*Exercise prompt*
Tally the lines containing the word "this", and report the tally alone.

[start of The data]

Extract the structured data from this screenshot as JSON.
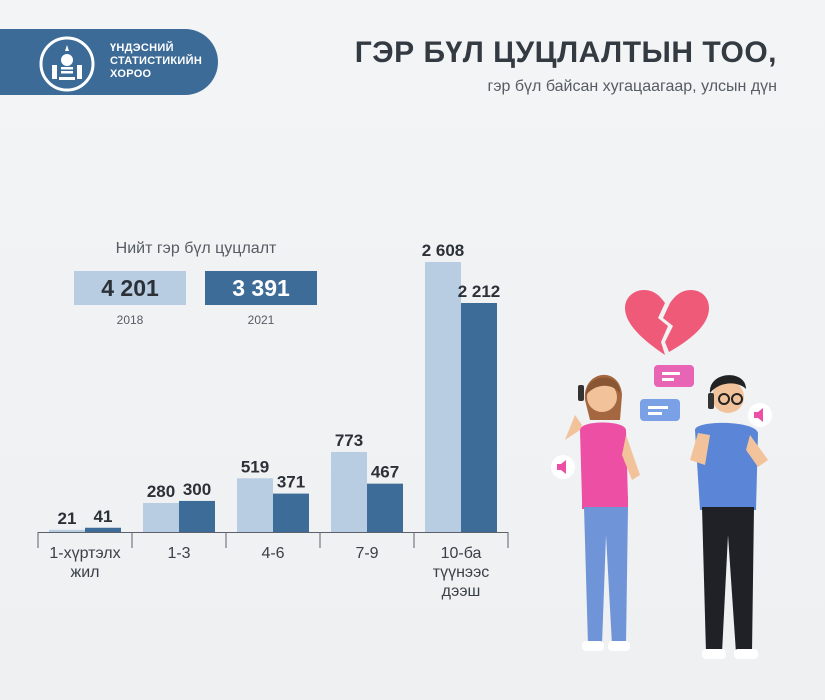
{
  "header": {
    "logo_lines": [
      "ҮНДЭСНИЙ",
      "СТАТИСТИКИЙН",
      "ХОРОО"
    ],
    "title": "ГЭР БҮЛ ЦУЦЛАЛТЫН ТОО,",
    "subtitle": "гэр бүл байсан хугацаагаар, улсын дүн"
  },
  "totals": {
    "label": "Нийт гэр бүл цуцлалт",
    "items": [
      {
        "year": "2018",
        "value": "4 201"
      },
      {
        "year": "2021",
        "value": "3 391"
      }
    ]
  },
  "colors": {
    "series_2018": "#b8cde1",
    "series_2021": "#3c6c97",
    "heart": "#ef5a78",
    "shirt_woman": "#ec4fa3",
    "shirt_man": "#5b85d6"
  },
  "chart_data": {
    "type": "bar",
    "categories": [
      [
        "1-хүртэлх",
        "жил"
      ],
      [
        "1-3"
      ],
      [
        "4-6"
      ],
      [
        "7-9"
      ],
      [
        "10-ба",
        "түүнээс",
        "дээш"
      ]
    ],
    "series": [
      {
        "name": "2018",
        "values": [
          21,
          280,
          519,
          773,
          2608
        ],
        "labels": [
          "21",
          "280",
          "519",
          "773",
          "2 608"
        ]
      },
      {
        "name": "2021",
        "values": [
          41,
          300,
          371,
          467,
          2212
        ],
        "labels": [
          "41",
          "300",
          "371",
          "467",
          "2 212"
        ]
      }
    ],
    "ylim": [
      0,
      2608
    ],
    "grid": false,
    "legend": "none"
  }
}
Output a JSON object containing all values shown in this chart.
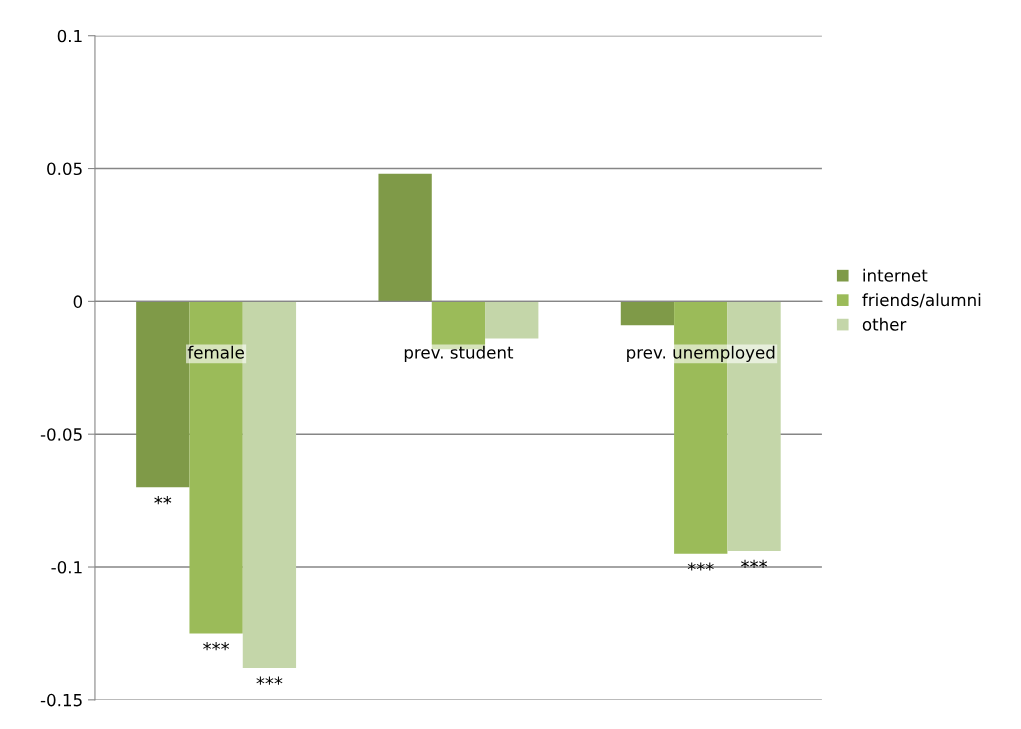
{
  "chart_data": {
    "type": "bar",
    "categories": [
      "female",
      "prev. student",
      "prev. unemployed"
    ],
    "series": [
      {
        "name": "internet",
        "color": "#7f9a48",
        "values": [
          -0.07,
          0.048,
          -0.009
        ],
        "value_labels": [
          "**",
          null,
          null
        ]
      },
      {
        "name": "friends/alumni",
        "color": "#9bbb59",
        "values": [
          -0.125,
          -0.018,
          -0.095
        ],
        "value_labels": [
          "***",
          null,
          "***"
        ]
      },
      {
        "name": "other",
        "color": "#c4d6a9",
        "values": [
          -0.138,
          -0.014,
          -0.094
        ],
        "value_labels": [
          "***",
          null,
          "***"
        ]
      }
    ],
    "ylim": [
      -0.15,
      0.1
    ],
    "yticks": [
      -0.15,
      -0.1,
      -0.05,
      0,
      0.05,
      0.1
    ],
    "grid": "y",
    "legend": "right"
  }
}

[end of The data]
[start of The data]

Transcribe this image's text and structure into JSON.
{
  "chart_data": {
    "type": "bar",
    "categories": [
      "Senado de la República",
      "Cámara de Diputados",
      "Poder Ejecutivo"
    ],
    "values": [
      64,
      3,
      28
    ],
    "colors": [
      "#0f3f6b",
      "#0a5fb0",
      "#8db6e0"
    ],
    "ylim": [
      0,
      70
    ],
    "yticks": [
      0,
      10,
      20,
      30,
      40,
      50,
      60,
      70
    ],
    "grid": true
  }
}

[end of The data]

*Completed task*
3